Reproduce all of the data that follows, character for character.

## Exercise data
┌──

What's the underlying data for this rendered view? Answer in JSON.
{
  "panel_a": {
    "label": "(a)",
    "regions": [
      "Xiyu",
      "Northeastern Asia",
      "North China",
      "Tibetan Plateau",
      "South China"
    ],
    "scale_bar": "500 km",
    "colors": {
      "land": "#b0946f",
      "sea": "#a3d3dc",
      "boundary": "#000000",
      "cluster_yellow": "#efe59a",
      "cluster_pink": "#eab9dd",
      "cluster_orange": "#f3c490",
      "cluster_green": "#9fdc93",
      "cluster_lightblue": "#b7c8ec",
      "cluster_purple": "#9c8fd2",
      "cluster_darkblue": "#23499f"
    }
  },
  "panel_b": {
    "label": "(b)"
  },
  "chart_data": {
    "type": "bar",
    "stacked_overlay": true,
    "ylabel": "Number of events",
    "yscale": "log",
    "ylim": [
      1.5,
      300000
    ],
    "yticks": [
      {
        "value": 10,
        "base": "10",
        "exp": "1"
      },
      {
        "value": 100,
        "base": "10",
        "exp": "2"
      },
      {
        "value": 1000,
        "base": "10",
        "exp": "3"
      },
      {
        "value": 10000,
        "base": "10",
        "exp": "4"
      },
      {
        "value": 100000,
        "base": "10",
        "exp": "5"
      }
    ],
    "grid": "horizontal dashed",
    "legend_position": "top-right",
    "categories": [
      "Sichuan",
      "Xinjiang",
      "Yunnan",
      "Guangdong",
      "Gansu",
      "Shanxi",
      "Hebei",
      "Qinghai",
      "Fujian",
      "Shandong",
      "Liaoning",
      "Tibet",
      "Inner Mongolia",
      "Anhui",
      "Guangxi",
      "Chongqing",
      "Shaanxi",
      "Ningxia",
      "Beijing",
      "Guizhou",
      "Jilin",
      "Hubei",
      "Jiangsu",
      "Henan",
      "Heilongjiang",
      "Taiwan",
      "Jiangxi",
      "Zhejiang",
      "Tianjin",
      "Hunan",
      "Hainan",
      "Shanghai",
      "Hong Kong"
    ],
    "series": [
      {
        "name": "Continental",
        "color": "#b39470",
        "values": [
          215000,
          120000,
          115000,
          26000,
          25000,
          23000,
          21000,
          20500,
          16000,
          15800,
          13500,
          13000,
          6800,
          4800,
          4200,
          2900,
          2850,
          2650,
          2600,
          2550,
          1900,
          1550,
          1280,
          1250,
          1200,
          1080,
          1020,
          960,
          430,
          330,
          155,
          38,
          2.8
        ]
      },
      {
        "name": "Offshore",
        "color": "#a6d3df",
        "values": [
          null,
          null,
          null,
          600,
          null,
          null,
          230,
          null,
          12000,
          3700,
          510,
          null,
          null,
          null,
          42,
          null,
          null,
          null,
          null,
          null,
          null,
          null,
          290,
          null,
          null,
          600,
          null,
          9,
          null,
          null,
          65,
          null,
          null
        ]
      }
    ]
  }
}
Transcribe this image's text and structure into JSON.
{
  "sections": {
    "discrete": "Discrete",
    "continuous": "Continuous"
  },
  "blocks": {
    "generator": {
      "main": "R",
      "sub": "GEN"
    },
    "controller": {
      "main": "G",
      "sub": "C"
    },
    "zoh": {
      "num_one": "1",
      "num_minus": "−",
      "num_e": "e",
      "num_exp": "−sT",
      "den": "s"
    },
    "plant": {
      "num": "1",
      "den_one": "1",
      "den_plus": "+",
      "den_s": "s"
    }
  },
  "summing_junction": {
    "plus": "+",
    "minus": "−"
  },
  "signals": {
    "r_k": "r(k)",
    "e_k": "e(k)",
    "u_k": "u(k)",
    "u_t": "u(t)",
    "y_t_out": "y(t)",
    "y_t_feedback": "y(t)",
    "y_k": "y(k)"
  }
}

└──

## Worked solution
What's the underlying data for this rendered view? Answer in JSON.
{
  "panel_a": {
    "label": "(a)",
    "regions": [
      "Xiyu",
      "Northeastern Asia",
      "North China",
      "Tibetan Plateau",
      "South China"
    ],
    "scale_bar": "500 km",
    "colors": {
      "land": "#b0946f",
      "sea": "#a3d3dc",
      "boundary": "#000000",
      "cluster_yellow": "#efe59a",
      "cluster_pink": "#eab9dd",
      "cluster_orange": "#f3c490",
      "cluster_green": "#9fdc93",
      "cluster_lightblue": "#b7c8ec",
      "cluster_purple": "#9c8fd2",
      "cluster_darkblue": "#23499f"
    }
  },
  "panel_b": {
    "label": "(b)"
  },
  "chart_data": {
    "type": "bar",
    "stacked_overlay": true,
    "ylabel": "Number of events",
    "yscale": "log",
    "ylim": [
      1.5,
      300000
    ],
    "yticks": [
      {
        "value": 10,
        "base": "10",
        "exp": "1"
      },
      {
        "value": 100,
        "base": "10",
        "exp": "2"
      },
      {
        "value": 1000,
        "base": "10",
        "exp": "3"
      },
      {
        "value": 10000,
        "base": "10",
        "exp": "4"
      },
      {
        "value": 100000,
        "base": "10",
        "exp": "5"
      }
    ],
    "grid": "horizontal dashed",
    "legend_position": "top-right",
    "categories": [
      "Sichuan",
      "Xinjiang",
      "Yunnan",
      "Guangdong",
      "Gansu",
      "Shanxi",
      "Hebei",
      "Qinghai",
      "Fujian",
      "Shandong",
      "Liaoning",
      "Tibet",
      "Inner Mongolia",
      "Anhui",
      "Guangxi",
      "Chongqing",
      "Shaanxi",
      "Ningxia",
      "Beijing",
      "Guizhou",
      "Jilin",
      "Hubei",
      "Jiangsu",
      "Henan",
      "Heilongjiang",
      "Taiwan",
      "Jiangxi",
      "Zhejiang",
      "Tianjin",
      "Hunan",
      "Hainan",
      "Shanghai",
      "Hong Kong"
    ],
    "series": [
      {
        "name": "Continental",
        "color": "#b39470",
        "values": [
          215000,
          120000,
          115000,
          26000,
          25000,
          23000,
          21000,
          20500,
          16000,
          15800,
          13500,
          13000,
          6800,
          4800,
          4200,
          2900,
          2850,
          2650,
          2600,
          2550,
          1900,
          1550,
          1280,
          1250,
          1200,
          1080,
          1020,
          960,
          430,
          330,
          155,
          38,
          2.8
        ]
      },
      {
        "name": "Offshore",
        "color": "#a6d3df",
        "values": [
          null,
          null,
          null,
          600,
          null,
          null,
          230,
          null,
          12000,
          3700,
          510,
          null,
          null,
          null,
          42,
          null,
          null,
          null,
          null,
          null,
          null,
          null,
          290,
          null,
          null,
          600,
          null,
          9,
          null,
          null,
          65,
          null,
          null
        ]
      }
    ]
  }
}
Transcribe this image's text and structure into JSON.
{
  "sections": {
    "discrete": "Discrete",
    "continuous": "Continuous"
  },
  "blocks": {
    "generator": {
      "main": "R",
      "sub": "GEN"
    },
    "controller": {
      "main": "G",
      "sub": "C"
    },
    "zoh": {
      "num_one": "1",
      "num_minus": "−",
      "num_e": "e",
      "num_exp": "−sT",
      "den": "s"
    },
    "plant": {
      "num": "1",
      "den_one": "1",
      "den_plus": "+",
      "den_s": "s"
    }
  },
  "summing_junction": {
    "plus": "+",
    "minus": "−"
  },
  "signals": {
    "r_k": "r(k)",
    "e_k": "e(k)",
    "u_k": "u(k)",
    "u_t": "u(t)",
    "y_t_out": "y(t)",
    "y_t_feedback": "y(t)",
    "y_k": "y(k)"
  }
}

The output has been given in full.